What you have to do: Look for the string "frac" in every line, and copy each line that has it.

Material for this exercise:
== == ==
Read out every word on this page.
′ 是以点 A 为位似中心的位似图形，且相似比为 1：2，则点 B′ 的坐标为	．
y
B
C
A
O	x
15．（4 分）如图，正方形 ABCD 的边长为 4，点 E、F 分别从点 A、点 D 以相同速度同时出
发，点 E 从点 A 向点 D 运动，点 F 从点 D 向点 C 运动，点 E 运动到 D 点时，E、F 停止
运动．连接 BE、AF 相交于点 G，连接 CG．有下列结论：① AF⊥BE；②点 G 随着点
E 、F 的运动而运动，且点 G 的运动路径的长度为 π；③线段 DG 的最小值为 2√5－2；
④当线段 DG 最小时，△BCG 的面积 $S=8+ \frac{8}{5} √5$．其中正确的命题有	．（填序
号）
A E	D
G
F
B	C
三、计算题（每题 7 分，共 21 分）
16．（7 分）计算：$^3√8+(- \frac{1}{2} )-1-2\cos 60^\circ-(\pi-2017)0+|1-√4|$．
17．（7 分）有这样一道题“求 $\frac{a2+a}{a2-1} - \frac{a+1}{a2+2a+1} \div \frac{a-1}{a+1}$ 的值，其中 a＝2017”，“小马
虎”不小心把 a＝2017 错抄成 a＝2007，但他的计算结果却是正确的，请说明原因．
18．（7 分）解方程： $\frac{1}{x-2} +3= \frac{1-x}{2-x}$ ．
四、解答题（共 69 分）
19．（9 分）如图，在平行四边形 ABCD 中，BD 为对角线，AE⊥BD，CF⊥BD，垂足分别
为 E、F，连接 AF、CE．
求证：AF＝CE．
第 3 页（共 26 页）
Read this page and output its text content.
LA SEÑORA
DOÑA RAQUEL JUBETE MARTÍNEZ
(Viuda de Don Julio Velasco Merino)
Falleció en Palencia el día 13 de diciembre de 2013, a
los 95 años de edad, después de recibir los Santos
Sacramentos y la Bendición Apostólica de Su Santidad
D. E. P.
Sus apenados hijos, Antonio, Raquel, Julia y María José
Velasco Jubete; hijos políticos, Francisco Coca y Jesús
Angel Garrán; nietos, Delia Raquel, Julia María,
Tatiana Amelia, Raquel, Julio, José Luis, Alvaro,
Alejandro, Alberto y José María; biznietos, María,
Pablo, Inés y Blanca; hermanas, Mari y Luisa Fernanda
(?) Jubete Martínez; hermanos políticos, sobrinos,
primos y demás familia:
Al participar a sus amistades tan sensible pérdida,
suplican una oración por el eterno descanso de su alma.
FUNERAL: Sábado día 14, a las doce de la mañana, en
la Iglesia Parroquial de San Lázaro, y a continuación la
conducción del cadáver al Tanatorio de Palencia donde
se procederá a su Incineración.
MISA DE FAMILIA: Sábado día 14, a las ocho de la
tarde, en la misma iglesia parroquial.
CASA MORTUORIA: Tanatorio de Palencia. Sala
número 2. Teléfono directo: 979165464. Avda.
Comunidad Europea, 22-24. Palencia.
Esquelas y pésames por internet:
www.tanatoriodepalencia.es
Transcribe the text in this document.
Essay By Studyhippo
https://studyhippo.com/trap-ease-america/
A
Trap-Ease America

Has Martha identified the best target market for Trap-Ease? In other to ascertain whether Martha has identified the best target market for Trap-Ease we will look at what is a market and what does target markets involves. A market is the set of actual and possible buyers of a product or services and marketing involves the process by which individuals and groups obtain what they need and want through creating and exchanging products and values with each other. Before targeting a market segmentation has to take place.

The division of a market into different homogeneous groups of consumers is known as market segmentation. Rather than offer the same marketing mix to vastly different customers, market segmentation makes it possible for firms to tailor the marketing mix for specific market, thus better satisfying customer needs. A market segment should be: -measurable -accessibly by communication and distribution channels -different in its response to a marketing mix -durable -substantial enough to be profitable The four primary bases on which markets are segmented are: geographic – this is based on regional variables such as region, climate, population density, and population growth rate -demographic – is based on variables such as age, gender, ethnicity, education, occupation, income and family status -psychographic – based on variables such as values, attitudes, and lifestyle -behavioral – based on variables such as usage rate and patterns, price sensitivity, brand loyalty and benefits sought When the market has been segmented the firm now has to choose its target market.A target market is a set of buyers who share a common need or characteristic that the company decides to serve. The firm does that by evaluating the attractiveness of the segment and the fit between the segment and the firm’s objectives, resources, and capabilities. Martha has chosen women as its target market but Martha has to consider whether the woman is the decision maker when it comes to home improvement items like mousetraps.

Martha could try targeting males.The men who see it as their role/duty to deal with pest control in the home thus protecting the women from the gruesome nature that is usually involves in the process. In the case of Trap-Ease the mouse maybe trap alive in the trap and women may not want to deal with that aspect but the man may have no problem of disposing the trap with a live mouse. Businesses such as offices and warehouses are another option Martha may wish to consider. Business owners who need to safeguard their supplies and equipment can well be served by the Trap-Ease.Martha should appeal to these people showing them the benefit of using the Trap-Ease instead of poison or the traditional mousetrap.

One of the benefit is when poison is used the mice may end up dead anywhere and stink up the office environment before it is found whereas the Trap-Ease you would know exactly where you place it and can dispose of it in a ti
== == ==
The result:
④当线段 DG 最小时，△BCG 的面积 $S=8+ \frac{8}{5} √5$．其中正确的命题有	．（填序
16．（7 分）计算：$^3√8+(- \frac{1}{2} )-1-2\cos 60^\circ-(\pi-2017)0+|1-√4|$．
17．（7 分）有这样一道题“求 $\frac{a2+a}{a2-1} - \frac{a+1}{a2+2a+1} \div \frac{a-1}{a+1}$ 的值，其中 a＝2017”，“小马
18．（7 分）解方程： $\frac{1}{x-2} +3= \frac{1-x}{2-x}$ ．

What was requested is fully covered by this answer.